(Recorded data)
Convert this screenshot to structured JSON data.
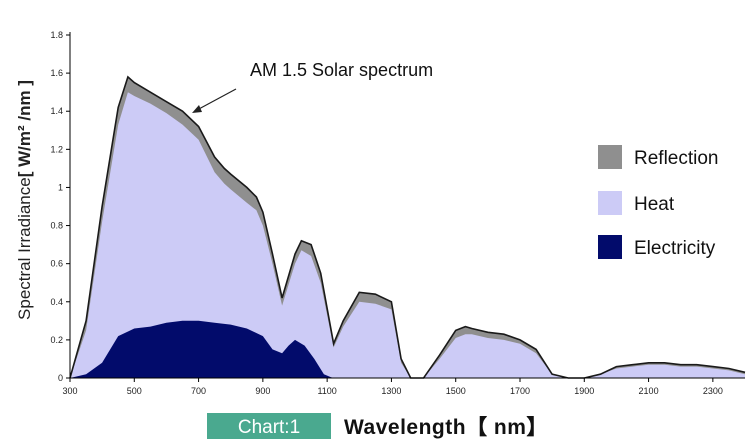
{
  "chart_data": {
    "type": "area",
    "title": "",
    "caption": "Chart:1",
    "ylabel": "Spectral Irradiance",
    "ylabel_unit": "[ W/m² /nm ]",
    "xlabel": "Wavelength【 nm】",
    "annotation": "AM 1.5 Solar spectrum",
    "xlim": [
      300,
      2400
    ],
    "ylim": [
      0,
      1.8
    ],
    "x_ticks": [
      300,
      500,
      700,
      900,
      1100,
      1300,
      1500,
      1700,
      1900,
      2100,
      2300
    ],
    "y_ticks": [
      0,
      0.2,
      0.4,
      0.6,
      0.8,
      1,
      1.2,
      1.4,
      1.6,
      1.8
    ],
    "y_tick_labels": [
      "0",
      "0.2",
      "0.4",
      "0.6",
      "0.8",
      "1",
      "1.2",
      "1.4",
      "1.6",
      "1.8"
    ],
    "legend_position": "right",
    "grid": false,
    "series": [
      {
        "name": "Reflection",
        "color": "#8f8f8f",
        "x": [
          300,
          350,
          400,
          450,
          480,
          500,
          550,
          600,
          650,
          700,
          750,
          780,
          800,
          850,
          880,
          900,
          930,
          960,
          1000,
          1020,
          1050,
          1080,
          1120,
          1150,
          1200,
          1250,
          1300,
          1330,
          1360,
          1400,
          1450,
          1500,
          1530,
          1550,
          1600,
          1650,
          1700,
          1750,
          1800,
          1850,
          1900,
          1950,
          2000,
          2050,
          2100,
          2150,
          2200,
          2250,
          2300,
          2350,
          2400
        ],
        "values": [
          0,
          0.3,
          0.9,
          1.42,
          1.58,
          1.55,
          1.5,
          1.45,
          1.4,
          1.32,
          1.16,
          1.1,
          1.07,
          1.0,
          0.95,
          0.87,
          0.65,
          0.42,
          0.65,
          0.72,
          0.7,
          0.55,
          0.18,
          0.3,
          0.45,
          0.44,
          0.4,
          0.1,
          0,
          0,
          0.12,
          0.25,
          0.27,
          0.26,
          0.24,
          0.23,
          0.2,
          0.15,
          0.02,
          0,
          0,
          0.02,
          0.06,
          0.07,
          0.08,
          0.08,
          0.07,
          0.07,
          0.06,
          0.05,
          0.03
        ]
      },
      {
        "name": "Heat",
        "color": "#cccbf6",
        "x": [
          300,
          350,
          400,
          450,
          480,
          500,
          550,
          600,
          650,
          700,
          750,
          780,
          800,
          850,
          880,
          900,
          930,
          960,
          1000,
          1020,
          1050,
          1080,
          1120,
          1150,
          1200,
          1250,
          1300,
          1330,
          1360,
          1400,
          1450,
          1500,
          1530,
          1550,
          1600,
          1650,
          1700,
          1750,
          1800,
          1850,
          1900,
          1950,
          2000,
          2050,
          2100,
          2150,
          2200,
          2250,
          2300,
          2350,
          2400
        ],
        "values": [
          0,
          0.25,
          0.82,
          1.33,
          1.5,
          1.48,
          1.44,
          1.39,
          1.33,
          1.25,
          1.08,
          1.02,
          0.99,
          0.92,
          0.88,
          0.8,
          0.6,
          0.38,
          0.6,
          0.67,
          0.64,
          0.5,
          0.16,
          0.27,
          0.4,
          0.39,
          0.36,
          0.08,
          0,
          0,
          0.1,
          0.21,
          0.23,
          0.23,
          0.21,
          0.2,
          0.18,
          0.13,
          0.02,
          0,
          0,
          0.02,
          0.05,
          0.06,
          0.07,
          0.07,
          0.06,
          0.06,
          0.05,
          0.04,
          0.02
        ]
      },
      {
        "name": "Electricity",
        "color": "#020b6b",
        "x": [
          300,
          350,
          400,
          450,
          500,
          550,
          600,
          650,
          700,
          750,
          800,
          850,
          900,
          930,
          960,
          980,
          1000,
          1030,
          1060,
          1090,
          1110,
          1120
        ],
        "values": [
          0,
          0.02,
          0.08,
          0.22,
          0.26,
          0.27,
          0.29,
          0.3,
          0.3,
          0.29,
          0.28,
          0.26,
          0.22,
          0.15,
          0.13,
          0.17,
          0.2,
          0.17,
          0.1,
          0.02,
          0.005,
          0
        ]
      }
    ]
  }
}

* * *

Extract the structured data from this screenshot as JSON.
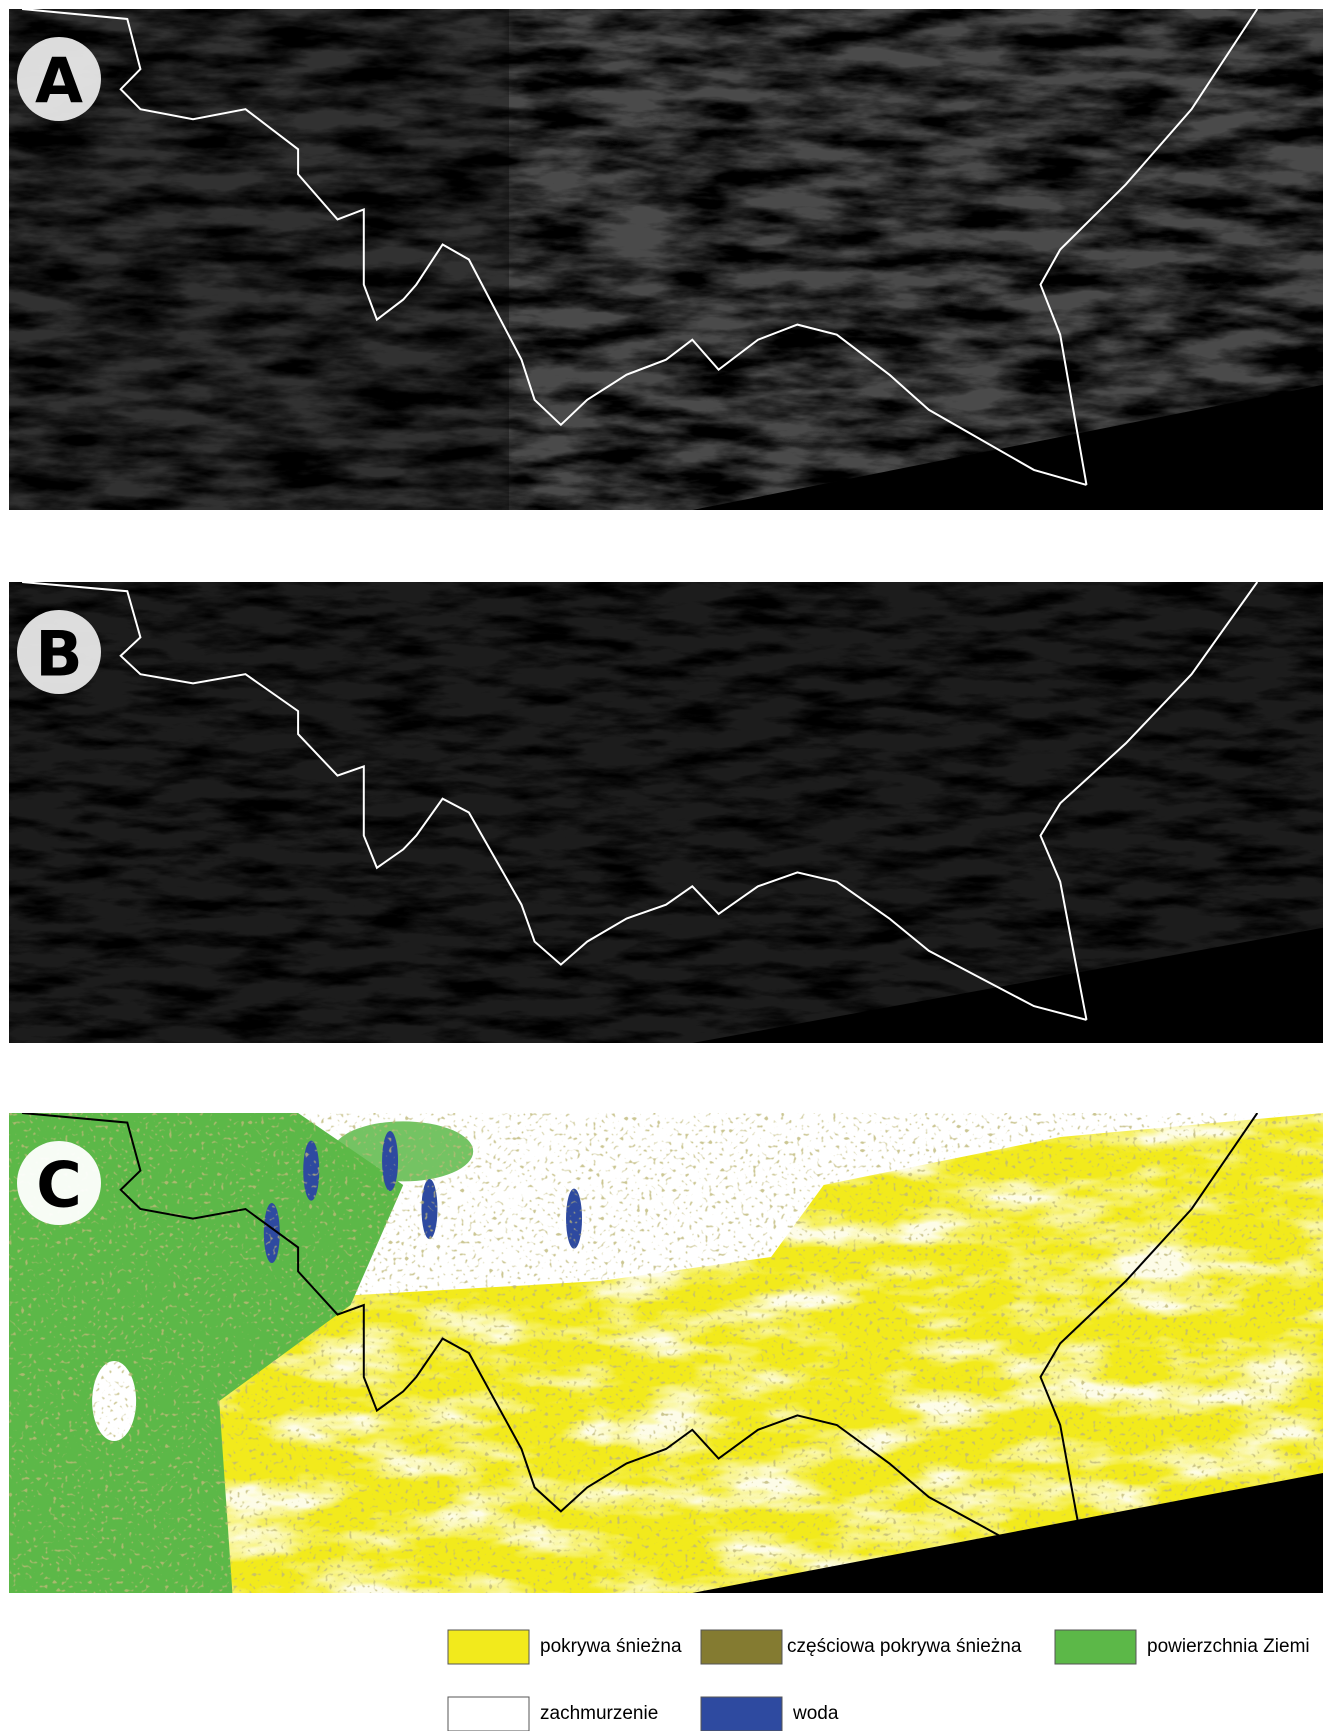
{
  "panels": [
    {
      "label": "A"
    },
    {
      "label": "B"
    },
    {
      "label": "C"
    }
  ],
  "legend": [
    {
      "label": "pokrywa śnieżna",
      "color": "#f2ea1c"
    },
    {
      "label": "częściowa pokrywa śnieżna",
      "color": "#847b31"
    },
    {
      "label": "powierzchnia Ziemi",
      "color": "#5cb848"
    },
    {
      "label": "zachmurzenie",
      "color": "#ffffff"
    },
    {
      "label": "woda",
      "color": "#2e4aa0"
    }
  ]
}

TO BE DONE: From the data, pick out every line that includes "this".

TASK OUTPUT:
Convert this screenshot to structured JSON data.
Extract the structured data from this screenshot as JSON.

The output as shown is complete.